__WHAT TO WORK ON__:
Give all of the lines again, with nothing added or dropped.

__GIVEN RECORDS__:
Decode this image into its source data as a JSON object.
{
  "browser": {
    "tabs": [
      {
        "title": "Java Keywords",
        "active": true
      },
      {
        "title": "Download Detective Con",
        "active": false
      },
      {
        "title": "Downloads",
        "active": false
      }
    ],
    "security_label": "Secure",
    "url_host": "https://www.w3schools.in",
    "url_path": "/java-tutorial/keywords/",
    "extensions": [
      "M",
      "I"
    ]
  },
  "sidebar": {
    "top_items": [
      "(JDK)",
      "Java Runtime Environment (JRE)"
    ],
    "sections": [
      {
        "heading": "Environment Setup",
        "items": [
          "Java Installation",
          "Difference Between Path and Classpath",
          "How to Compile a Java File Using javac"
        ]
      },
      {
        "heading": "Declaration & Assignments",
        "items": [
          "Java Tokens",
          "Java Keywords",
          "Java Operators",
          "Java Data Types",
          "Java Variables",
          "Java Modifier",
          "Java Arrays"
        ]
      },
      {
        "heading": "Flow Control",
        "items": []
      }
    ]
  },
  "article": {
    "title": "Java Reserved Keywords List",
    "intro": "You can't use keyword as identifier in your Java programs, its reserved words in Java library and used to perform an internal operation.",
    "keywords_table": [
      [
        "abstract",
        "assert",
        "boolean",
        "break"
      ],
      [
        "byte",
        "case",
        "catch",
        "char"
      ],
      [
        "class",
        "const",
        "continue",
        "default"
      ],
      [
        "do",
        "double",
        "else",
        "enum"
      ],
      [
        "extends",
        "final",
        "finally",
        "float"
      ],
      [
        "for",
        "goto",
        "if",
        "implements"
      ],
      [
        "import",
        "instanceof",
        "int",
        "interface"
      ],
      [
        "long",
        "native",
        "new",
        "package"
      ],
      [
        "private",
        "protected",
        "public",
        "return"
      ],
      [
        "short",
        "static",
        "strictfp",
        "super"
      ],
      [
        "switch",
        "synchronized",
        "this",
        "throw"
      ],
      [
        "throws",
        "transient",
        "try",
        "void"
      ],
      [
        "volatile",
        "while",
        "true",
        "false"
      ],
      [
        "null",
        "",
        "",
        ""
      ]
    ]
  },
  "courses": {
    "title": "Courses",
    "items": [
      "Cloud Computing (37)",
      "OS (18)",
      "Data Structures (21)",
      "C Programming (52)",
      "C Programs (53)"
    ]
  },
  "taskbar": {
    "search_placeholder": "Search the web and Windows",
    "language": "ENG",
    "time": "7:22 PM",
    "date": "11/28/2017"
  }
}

__RESPONSE TO THE TASK__:
Decode this image into its source data as a JSON object.
{
  "browser": {
    "tabs": [
      {
        "title": "Java Keywords",
        "active": true
      },
      {
        "title": "Download Detective Con",
        "active": false
      },
      {
        "title": "Downloads",
        "active": false
      }
    ],
    "security_label": "Secure",
    "url_host": "https://www.w3schools.in",
    "url_path": "/java-tutorial/keywords/",
    "extensions": [
      "M",
      "I"
    ]
  },
  "sidebar": {
    "top_items": [
      "(JDK)",
      "Java Runtime Environment (JRE)"
    ],
    "sections": [
      {
        "heading": "Environment Setup",
        "items": [
          "Java Installation",
          "Difference Between Path and Classpath",
          "How to Compile a Java File Using javac"
        ]
      },
      {
        "heading": "Declaration & Assignments",
        "items": [
          "Java Tokens",
          "Java Keywords",
          "Java Operators",
          "Java Data Types",
          "Java Variables",
          "Java Modifier",
          "Java Arrays"
        ]
      },
      {
        "heading": "Flow Control",
        "items": []
      }
    ]
  },
  "article": {
    "title": "Java Reserved Keywords List",
    "intro": "You can't use keyword as identifier in your Java programs, its reserved words in Java library and used to perform an internal operation.",
    "keywords_table": [
      [
        "abstract",
        "assert",
        "boolean",
        "break"
      ],
      [
        "byte",
        "case",
        "catch",
        "char"
      ],
      [
        "class",
        "const",
        "continue",
        "default"
      ],
      [
        "do",
        "double",
        "else",
        "enum"
      ],
      [
        "extends",
        "final",
        "finally",
        "float"
      ],
      [
        "for",
        "goto",
        "if",
        "implements"
      ],
      [
        "import",
        "instanceof",
        "int",
        "interface"
      ],
      [
        "long",
        "native",
        "new",
        "package"
      ],
      [
        "private",
        "protected",
        "public",
        "return"
      ],
      [
        "short",
        "static",
        "strictfp",
        "super"
      ],
      [
        "switch",
        "synchronized",
        "this",
        "throw"
      ],
      [
        "throws",
        "transient",
        "try",
        "void"
      ],
      [
        "volatile",
        "while",
        "true",
        "false"
      ],
      [
        "null",
        "",
        "",
        ""
      ]
    ]
  },
  "courses": {
    "title": "Courses",
    "items": [
      "Cloud Computing (37)",
      "OS (18)",
      "Data Structures (21)",
      "C Programming (52)",
      "C Programs (53)"
    ]
  },
  "taskbar": {
    "search_placeholder": "Search the web and Windows",
    "language": "ENG",
    "time": "7:22 PM",
    "date": "11/28/2017"
  }
}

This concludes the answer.